═══ THE INPUT
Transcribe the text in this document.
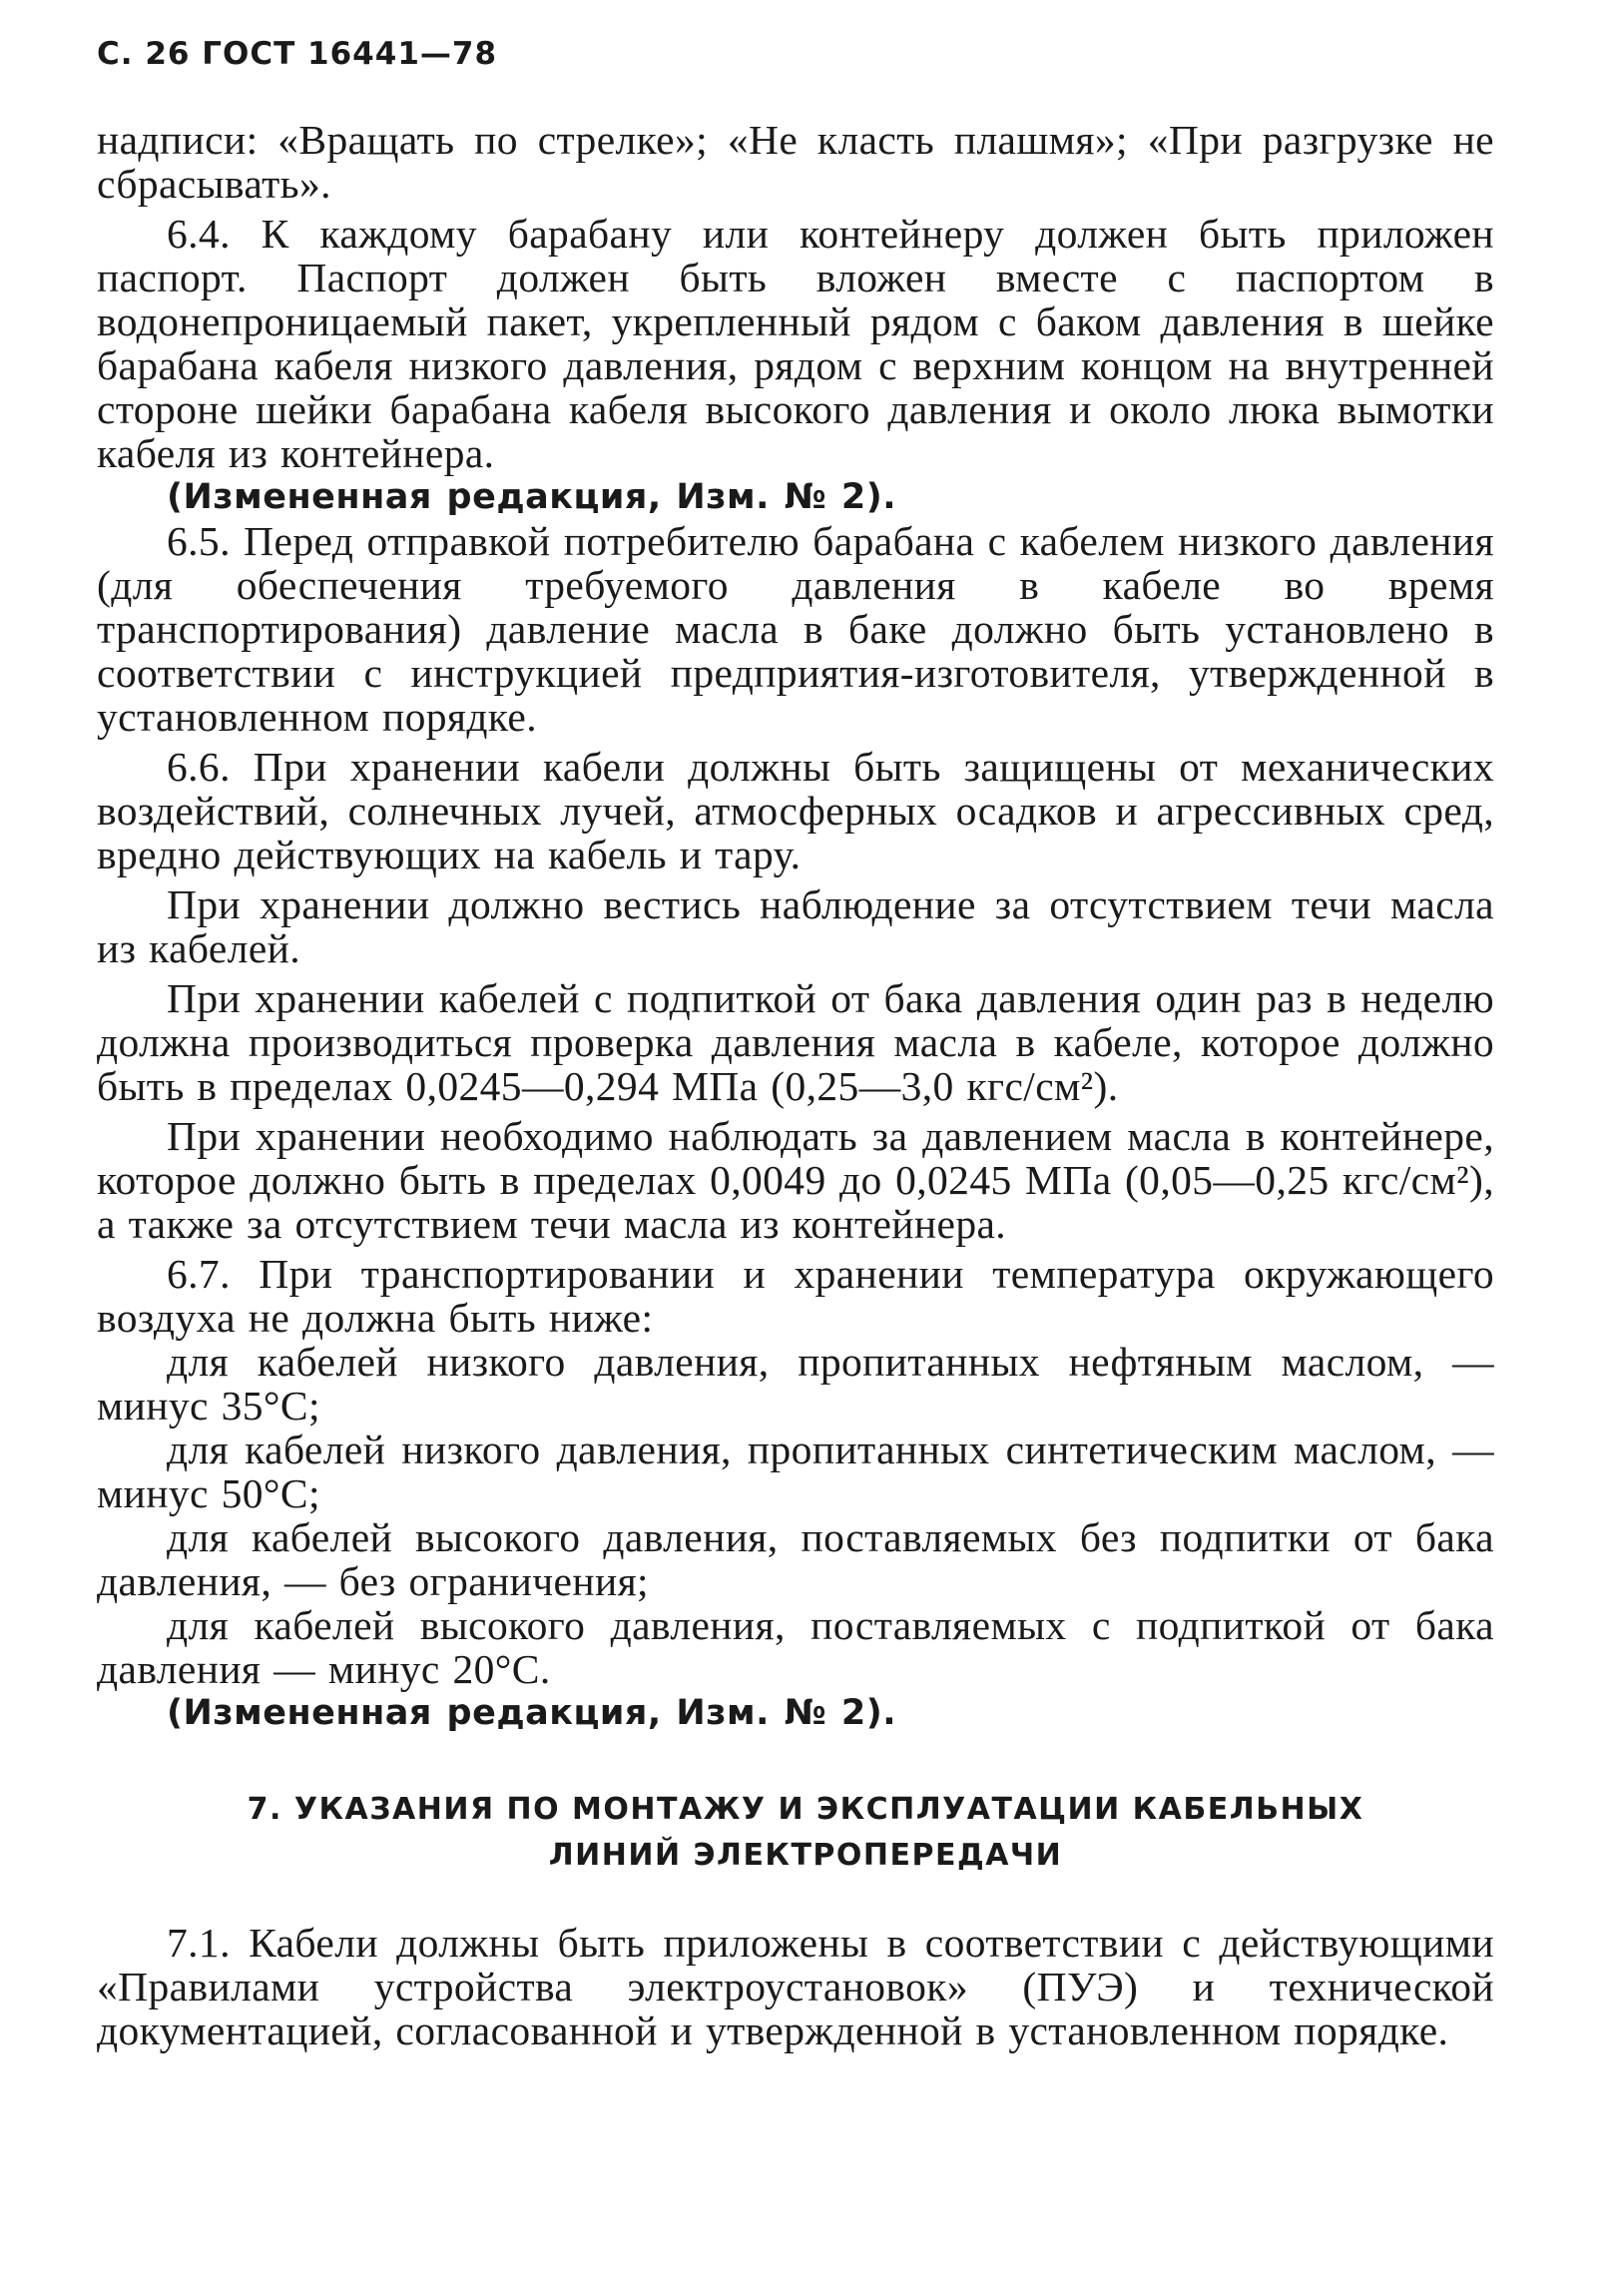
С. 26 ГОСТ 16441—78

надписи: «Вращать по стрелке»; «Не класть плашмя»; «При разгрузке не сбрасывать».

6.4. К каждому барабану или контейнеру должен быть приложен паспорт. Паспорт должен быть вложен вместе с паспортом в водонепроницаемый пакет, укрепленный рядом с баком давления в шейке барабана кабеля низкого давления, рядом с верхним концом на внутренней стороне шейки барабана кабеля высокого давления и около люка вымотки кабеля из контейнера.

(Измененная редакция, Изм. № 2).

6.5. Перед отправкой потребителю барабана с кабелем низкого давления (для обеспечения требуемого давления в кабеле во время транспортирования) давление масла в баке должно быть установлено в соответствии с инструкцией предприятия-изготовителя, утвержденной в установленном порядке.

6.6. При хранении кабели должны быть защищены от механических воздействий, солнечных лучей, атмосферных осадков и агрессивных сред, вредно действующих на кабель и тару.

При хранении должно вестись наблюдение за отсутствием течи масла из кабелей.

При хранении кабелей с подпиткой от бака давления один раз в неделю должна производиться проверка давления масла в кабеле, которое должно быть в пределах 0,0245—0,294 МПа (0,25—3,0 кгс/см²).

При хранении необходимо наблюдать за давлением масла в контейнере, которое должно быть в пределах 0,0049 до 0,0245 МПа (0,05—0,25 кгс/см²), а также за отсутствием течи масла из контейнера.

6.7. При транспортировании и хранении температура окружающего воздуха не должна быть ниже:

для кабелей низкого давления, пропитанных нефтяным маслом, — минус 35°С;

для кабелей низкого давления, пропитанных синтетическим маслом, — минус 50°С;

для кабелей высокого давления, поставляемых без подпитки от бака давления, — без ограничения;

для кабелей высокого давления, поставляемых с подпиткой от бака давления — минус 20°С.

(Измененная редакция, Изм. № 2).

7. УКАЗАНИЯ ПО МОНТАЖУ И ЭКСПЛУАТАЦИИ КАБЕЛЬНЫХ
ЛИНИЙ ЭЛЕКТРОПЕРЕДАЧИ

7.1. Кабели должны быть приложены в соответствии с действующими «Правилами устройства электроустановок» (ПУЭ) и технической документацией, согласованной и утвержденной в установленном порядке.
══════
> TASK DIRECTIONS
Find every line with "должна" in the listing and state how many there are, nothing else.

> RESPONSE BELOW
2